[Entries from a visual dataset]

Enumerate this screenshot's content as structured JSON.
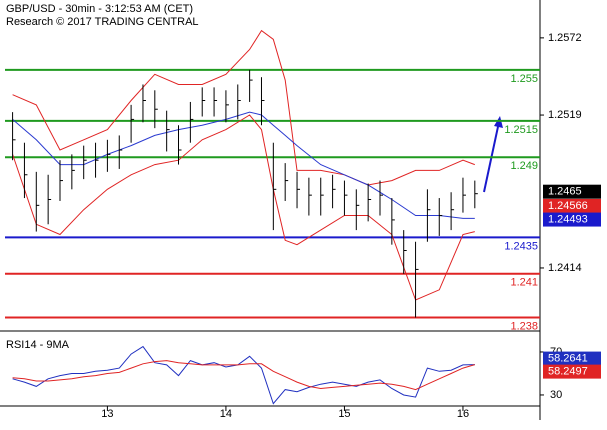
{
  "chart_data": [
    {
      "type": "ohlc",
      "title": "GBP/USD - 30min - 3:12:53 AM (CET)",
      "subtitle": "Research © 2017 TRADING CENTRAL",
      "x": [
        12.2,
        12.3,
        12.4,
        12.5,
        12.6,
        12.7,
        12.8,
        12.9,
        13.0,
        13.1,
        13.2,
        13.3,
        13.4,
        13.5,
        13.6,
        13.7,
        13.8,
        13.9,
        14.0,
        14.1,
        14.2,
        14.3,
        14.4,
        14.5,
        14.6,
        14.7,
        14.8,
        14.9,
        15.0,
        15.1,
        15.2,
        15.3,
        15.4,
        15.5,
        15.6,
        15.7,
        15.8,
        15.9,
        16.0,
        16.1
      ],
      "high": [
        1.2521,
        1.25,
        1.248,
        1.2478,
        1.2488,
        1.2492,
        1.2498,
        1.25,
        1.2502,
        1.2505,
        1.2526,
        1.254,
        1.2536,
        1.2522,
        1.2512,
        1.2528,
        1.2538,
        1.2538,
        1.2536,
        1.254,
        1.255,
        1.2545,
        1.25,
        1.2486,
        1.248,
        1.2476,
        1.2476,
        1.2478,
        1.2474,
        1.2468,
        1.2472,
        1.2474,
        1.2462,
        1.244,
        1.2432,
        1.2468,
        1.2462,
        1.2466,
        1.2476,
        1.2474
      ],
      "low": [
        1.2488,
        1.2462,
        1.2439,
        1.2444,
        1.246,
        1.2468,
        1.2475,
        1.2476,
        1.248,
        1.2482,
        1.25,
        1.2514,
        1.251,
        1.2494,
        1.2485,
        1.25,
        1.2518,
        1.2518,
        1.2514,
        1.2516,
        1.2528,
        1.2512,
        1.244,
        1.246,
        1.2455,
        1.245,
        1.245,
        1.2455,
        1.245,
        1.244,
        1.2446,
        1.245,
        1.243,
        1.241,
        1.238,
        1.2432,
        1.2436,
        1.244,
        1.2452,
        1.2455
      ],
      "close": [
        1.2502,
        1.2478,
        1.2457,
        1.2461,
        1.2474,
        1.2481,
        1.2488,
        1.2488,
        1.2492,
        1.2495,
        1.2516,
        1.2529,
        1.2523,
        1.2509,
        1.2495,
        1.2516,
        1.2529,
        1.2529,
        1.2526,
        1.2529,
        1.2543,
        1.2529,
        1.2468,
        1.2474,
        1.2468,
        1.2464,
        1.2464,
        1.2468,
        1.2464,
        1.2457,
        1.2461,
        1.2464,
        1.2447,
        1.2426,
        1.2413,
        1.2454,
        1.245,
        1.2454,
        1.2464,
        1.2465
      ],
      "bar_color": "#000000",
      "bands": {
        "x": [
          12.2,
          12.4,
          12.6,
          12.8,
          13.0,
          13.2,
          13.4,
          13.6,
          13.8,
          14.0,
          14.2,
          14.3,
          14.4,
          14.5,
          14.6,
          14.8,
          15.0,
          15.2,
          15.4,
          15.6,
          15.8,
          16.0,
          16.1
        ],
        "upper": [
          1.2533,
          1.2526,
          1.2495,
          1.2502,
          1.2509,
          1.2529,
          1.2547,
          1.254,
          1.254,
          1.2547,
          1.2564,
          1.2577,
          1.2571,
          1.2543,
          1.2481,
          1.2481,
          1.2478,
          1.2471,
          1.2474,
          1.2481,
          1.2481,
          1.2488,
          1.2485
        ],
        "lower": [
          1.2492,
          1.2444,
          1.2437,
          1.2454,
          1.2468,
          1.2478,
          1.2485,
          1.2488,
          1.2502,
          1.2509,
          1.2519,
          1.2509,
          1.2468,
          1.2433,
          1.243,
          1.244,
          1.245,
          1.245,
          1.2437,
          1.2392,
          1.2399,
          1.2437,
          1.2439
        ],
        "ma": [
          1.2516,
          1.2502,
          1.2485,
          1.2485,
          1.2492,
          1.2498,
          1.2505,
          1.2509,
          1.2512,
          1.2516,
          1.2521,
          1.2519,
          1.2512,
          1.2505,
          1.2498,
          1.2485,
          1.2478,
          1.2471,
          1.2461,
          1.245,
          1.245,
          1.2448,
          1.2448
        ],
        "band_color": "#e02424",
        "ma_color": "#2a3ad0"
      },
      "levels": [
        {
          "value": 1.255,
          "color": "#1f9a1f"
        },
        {
          "value": 1.2515,
          "color": "#1f9a1f"
        },
        {
          "value": 1.249,
          "color": "#1f9a1f"
        },
        {
          "value": 1.2435,
          "color": "#1a1acc"
        },
        {
          "value": 1.241,
          "color": "#e02424"
        },
        {
          "value": 1.238,
          "color": "#e02424"
        }
      ],
      "markers": [
        {
          "value": 1.24566,
          "color": "#e02424"
        },
        {
          "value": 1.24493,
          "color": "#1a1acc"
        }
      ],
      "last_color": "#000000",
      "xlim": [
        12.136,
        16.65
      ],
      "xticks": [
        13,
        14,
        15,
        16
      ],
      "ylim": [
        1.23714,
        1.2598
      ],
      "yticks": [
        1.2572,
        1.2519,
        1.2414
      ]
    },
    {
      "type": "line",
      "title": "RSI14 - 9MA",
      "x": [
        12.2,
        12.3,
        12.4,
        12.5,
        12.6,
        12.7,
        12.8,
        12.9,
        13.0,
        13.1,
        13.2,
        13.3,
        13.4,
        13.5,
        13.6,
        13.7,
        13.8,
        13.9,
        14.0,
        14.1,
        14.2,
        14.3,
        14.4,
        14.5,
        14.6,
        14.7,
        14.8,
        14.9,
        15.0,
        15.1,
        15.2,
        15.3,
        15.4,
        15.5,
        15.6,
        15.7,
        15.8,
        15.9,
        16.0,
        16.1
      ],
      "series": [
        {
          "color": "#2030c0",
          "values": [
            45,
            42,
            38,
            45,
            48,
            50,
            50,
            52,
            53,
            55,
            68,
            75,
            60,
            58,
            48,
            62,
            58,
            60,
            56,
            58,
            66,
            55,
            22,
            35,
            33,
            37,
            40,
            42,
            40,
            38,
            42,
            44,
            36,
            30,
            28,
            55,
            52,
            53,
            58,
            58.2641
          ]
        },
        {
          "color": "#e02424",
          "values": [
            46,
            45,
            43,
            43,
            44,
            45,
            47,
            48,
            50,
            51,
            55,
            59,
            61,
            62,
            60,
            59,
            58,
            58,
            58,
            58,
            59,
            59,
            52,
            47,
            42,
            38,
            36,
            37,
            38,
            39,
            40,
            41,
            40,
            38,
            35,
            40,
            45,
            50,
            55,
            58.2497
          ]
        }
      ],
      "xlim": [
        12.136,
        16.65
      ],
      "ylim": [
        16,
        85.8
      ],
      "yticks": [
        70,
        30
      ]
    }
  ]
}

* TASK DIRECTIONS: Repeat the lines above exactly, and keep every picture out.

* SOLUTION FOR THIS PROBLEM:
Enumerate this screenshot's content as structured JSON.
{
  "chart_data": [
    {
      "type": "ohlc",
      "title": "GBP/USD - 30min - 3:12:53 AM (CET)",
      "subtitle": "Research © 2017 TRADING CENTRAL",
      "x": [
        12.2,
        12.3,
        12.4,
        12.5,
        12.6,
        12.7,
        12.8,
        12.9,
        13.0,
        13.1,
        13.2,
        13.3,
        13.4,
        13.5,
        13.6,
        13.7,
        13.8,
        13.9,
        14.0,
        14.1,
        14.2,
        14.3,
        14.4,
        14.5,
        14.6,
        14.7,
        14.8,
        14.9,
        15.0,
        15.1,
        15.2,
        15.3,
        15.4,
        15.5,
        15.6,
        15.7,
        15.8,
        15.9,
        16.0,
        16.1
      ],
      "high": [
        1.2521,
        1.25,
        1.248,
        1.2478,
        1.2488,
        1.2492,
        1.2498,
        1.25,
        1.2502,
        1.2505,
        1.2526,
        1.254,
        1.2536,
        1.2522,
        1.2512,
        1.2528,
        1.2538,
        1.2538,
        1.2536,
        1.254,
        1.255,
        1.2545,
        1.25,
        1.2486,
        1.248,
        1.2476,
        1.2476,
        1.2478,
        1.2474,
        1.2468,
        1.2472,
        1.2474,
        1.2462,
        1.244,
        1.2432,
        1.2468,
        1.2462,
        1.2466,
        1.2476,
        1.2474
      ],
      "low": [
        1.2488,
        1.2462,
        1.2439,
        1.2444,
        1.246,
        1.2468,
        1.2475,
        1.2476,
        1.248,
        1.2482,
        1.25,
        1.2514,
        1.251,
        1.2494,
        1.2485,
        1.25,
        1.2518,
        1.2518,
        1.2514,
        1.2516,
        1.2528,
        1.2512,
        1.244,
        1.246,
        1.2455,
        1.245,
        1.245,
        1.2455,
        1.245,
        1.244,
        1.2446,
        1.245,
        1.243,
        1.241,
        1.238,
        1.2432,
        1.2436,
        1.244,
        1.2452,
        1.2455
      ],
      "close": [
        1.2502,
        1.2478,
        1.2457,
        1.2461,
        1.2474,
        1.2481,
        1.2488,
        1.2488,
        1.2492,
        1.2495,
        1.2516,
        1.2529,
        1.2523,
        1.2509,
        1.2495,
        1.2516,
        1.2529,
        1.2529,
        1.2526,
        1.2529,
        1.2543,
        1.2529,
        1.2468,
        1.2474,
        1.2468,
        1.2464,
        1.2464,
        1.2468,
        1.2464,
        1.2457,
        1.2461,
        1.2464,
        1.2447,
        1.2426,
        1.2413,
        1.2454,
        1.245,
        1.2454,
        1.2464,
        1.2465
      ],
      "bar_color": "#000000",
      "bands": {
        "x": [
          12.2,
          12.4,
          12.6,
          12.8,
          13.0,
          13.2,
          13.4,
          13.6,
          13.8,
          14.0,
          14.2,
          14.3,
          14.4,
          14.5,
          14.6,
          14.8,
          15.0,
          15.2,
          15.4,
          15.6,
          15.8,
          16.0,
          16.1
        ],
        "upper": [
          1.2533,
          1.2526,
          1.2495,
          1.2502,
          1.2509,
          1.2529,
          1.2547,
          1.254,
          1.254,
          1.2547,
          1.2564,
          1.2577,
          1.2571,
          1.2543,
          1.2481,
          1.2481,
          1.2478,
          1.2471,
          1.2474,
          1.2481,
          1.2481,
          1.2488,
          1.2485
        ],
        "lower": [
          1.2492,
          1.2444,
          1.2437,
          1.2454,
          1.2468,
          1.2478,
          1.2485,
          1.2488,
          1.2502,
          1.2509,
          1.2519,
          1.2509,
          1.2468,
          1.2433,
          1.243,
          1.244,
          1.245,
          1.245,
          1.2437,
          1.2392,
          1.2399,
          1.2437,
          1.2439
        ],
        "ma": [
          1.2516,
          1.2502,
          1.2485,
          1.2485,
          1.2492,
          1.2498,
          1.2505,
          1.2509,
          1.2512,
          1.2516,
          1.2521,
          1.2519,
          1.2512,
          1.2505,
          1.2498,
          1.2485,
          1.2478,
          1.2471,
          1.2461,
          1.245,
          1.245,
          1.2448,
          1.2448
        ],
        "band_color": "#e02424",
        "ma_color": "#2a3ad0"
      },
      "levels": [
        {
          "value": 1.255,
          "color": "#1f9a1f"
        },
        {
          "value": 1.2515,
          "color": "#1f9a1f"
        },
        {
          "value": 1.249,
          "color": "#1f9a1f"
        },
        {
          "value": 1.2435,
          "color": "#1a1acc"
        },
        {
          "value": 1.241,
          "color": "#e02424"
        },
        {
          "value": 1.238,
          "color": "#e02424"
        }
      ],
      "markers": [
        {
          "value": 1.24566,
          "color": "#e02424"
        },
        {
          "value": 1.24493,
          "color": "#1a1acc"
        }
      ],
      "last_color": "#000000",
      "xlim": [
        12.136,
        16.65
      ],
      "xticks": [
        13,
        14,
        15,
        16
      ],
      "ylim": [
        1.23714,
        1.2598
      ],
      "yticks": [
        1.2572,
        1.2519,
        1.2414
      ]
    },
    {
      "type": "line",
      "title": "RSI14 - 9MA",
      "x": [
        12.2,
        12.3,
        12.4,
        12.5,
        12.6,
        12.7,
        12.8,
        12.9,
        13.0,
        13.1,
        13.2,
        13.3,
        13.4,
        13.5,
        13.6,
        13.7,
        13.8,
        13.9,
        14.0,
        14.1,
        14.2,
        14.3,
        14.4,
        14.5,
        14.6,
        14.7,
        14.8,
        14.9,
        15.0,
        15.1,
        15.2,
        15.3,
        15.4,
        15.5,
        15.6,
        15.7,
        15.8,
        15.9,
        16.0,
        16.1
      ],
      "series": [
        {
          "color": "#2030c0",
          "values": [
            45,
            42,
            38,
            45,
            48,
            50,
            50,
            52,
            53,
            55,
            68,
            75,
            60,
            58,
            48,
            62,
            58,
            60,
            56,
            58,
            66,
            55,
            22,
            35,
            33,
            37,
            40,
            42,
            40,
            38,
            42,
            44,
            36,
            30,
            28,
            55,
            52,
            53,
            58,
            58.2641
          ]
        },
        {
          "color": "#e02424",
          "values": [
            46,
            45,
            43,
            43,
            44,
            45,
            47,
            48,
            50,
            51,
            55,
            59,
            61,
            62,
            60,
            59,
            58,
            58,
            58,
            58,
            59,
            59,
            52,
            47,
            42,
            38,
            36,
            37,
            38,
            39,
            40,
            41,
            40,
            38,
            35,
            40,
            45,
            50,
            55,
            58.2497
          ]
        }
      ],
      "xlim": [
        12.136,
        16.65
      ],
      "ylim": [
        16,
        85.8
      ],
      "yticks": [
        70,
        30
      ]
    }
  ]
}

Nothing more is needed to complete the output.